+++ Data shown +++

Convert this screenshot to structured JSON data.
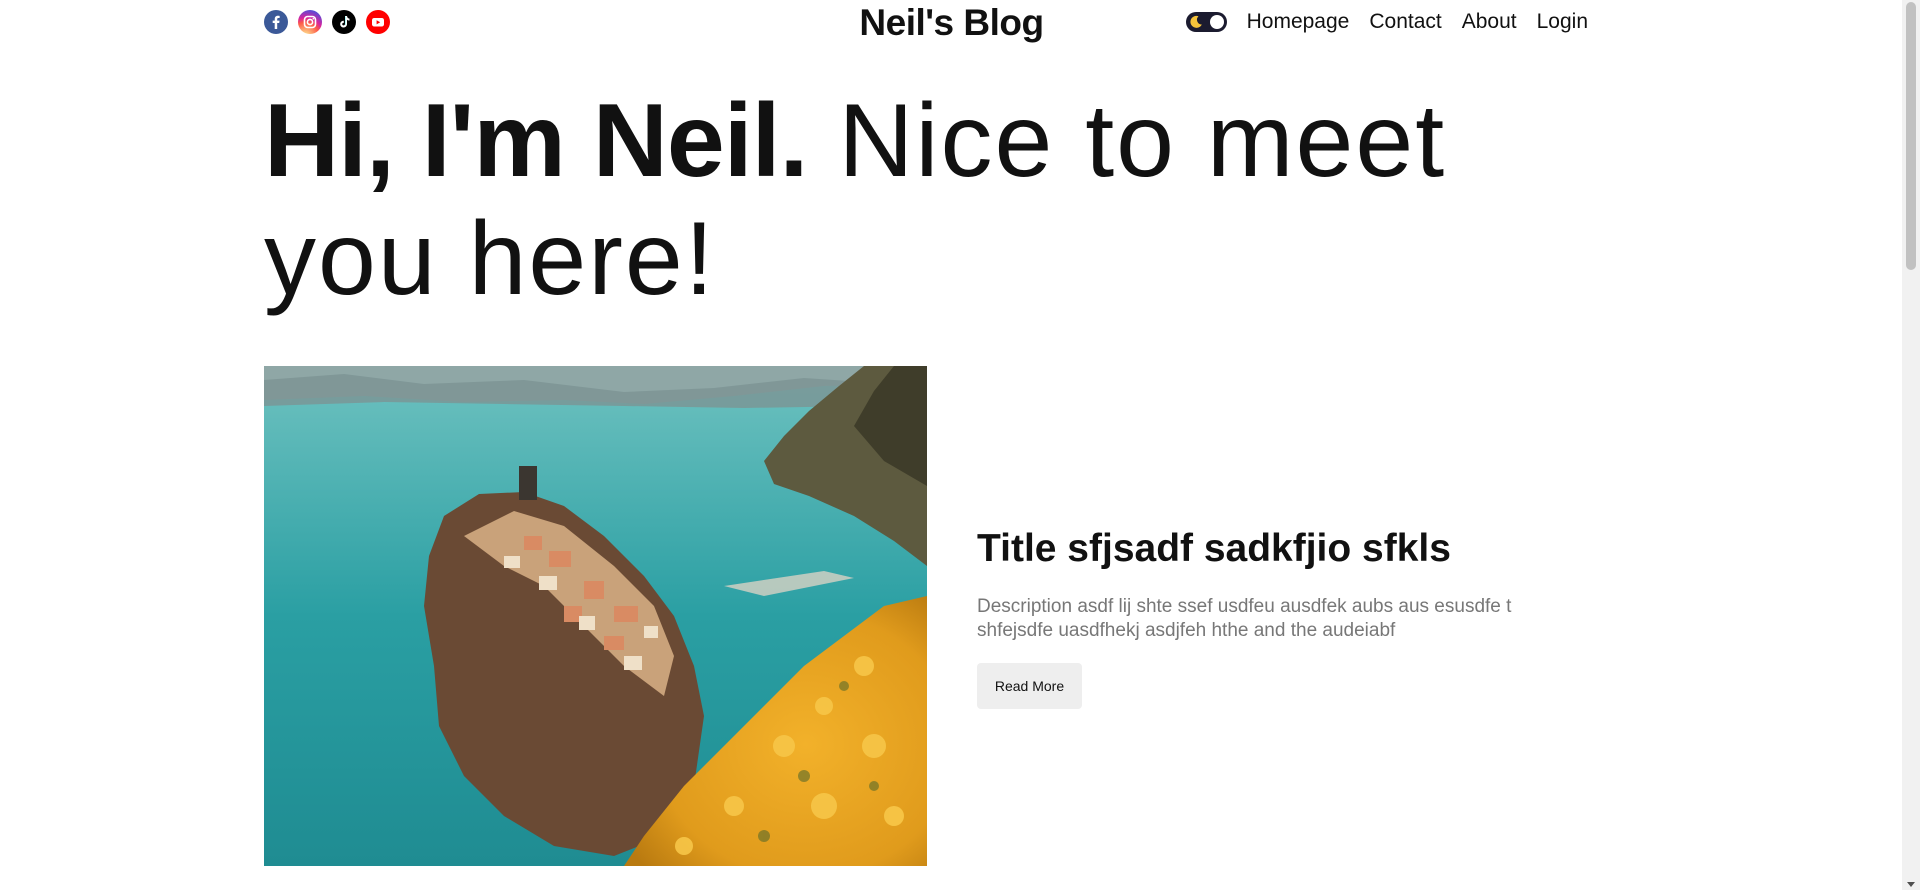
{
  "header": {
    "brand": "Neil's Blog",
    "socials": [
      {
        "name": "facebook-icon"
      },
      {
        "name": "instagram-icon"
      },
      {
        "name": "tiktok-icon"
      },
      {
        "name": "youtube-icon"
      }
    ],
    "theme_toggle": {
      "state": "dark",
      "icon": "moon-icon"
    },
    "nav": [
      "Homepage",
      "Contact",
      "About",
      "Login"
    ]
  },
  "hero": {
    "strong": "Hi, I'm Neil.",
    "rest": " Nice to meet you here!"
  },
  "featured_post": {
    "image_alt": "coastal cliff town with yellow flowers",
    "title": "Title sfjsadf sadkfjio sfkls",
    "description": "Description asdf lij shte ssef usdfeu ausdfek aubs aus esusdfe t shfejsdfe uasdfhekj asdjfeh hthe and the audeiabf",
    "read_more": "Read More"
  },
  "colors": {
    "text": "#111111",
    "muted": "#777777",
    "button_bg": "#eeeeee",
    "toggle_bg": "#1b1b2f",
    "moon": "#f5c33b"
  }
}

+++

Show all lines from the records above where the word "name" occurs.

        "name": "facebook-icon"
        "name": "instagram-icon"
        "name": "tiktok-icon"
        "name": "youtube-icon"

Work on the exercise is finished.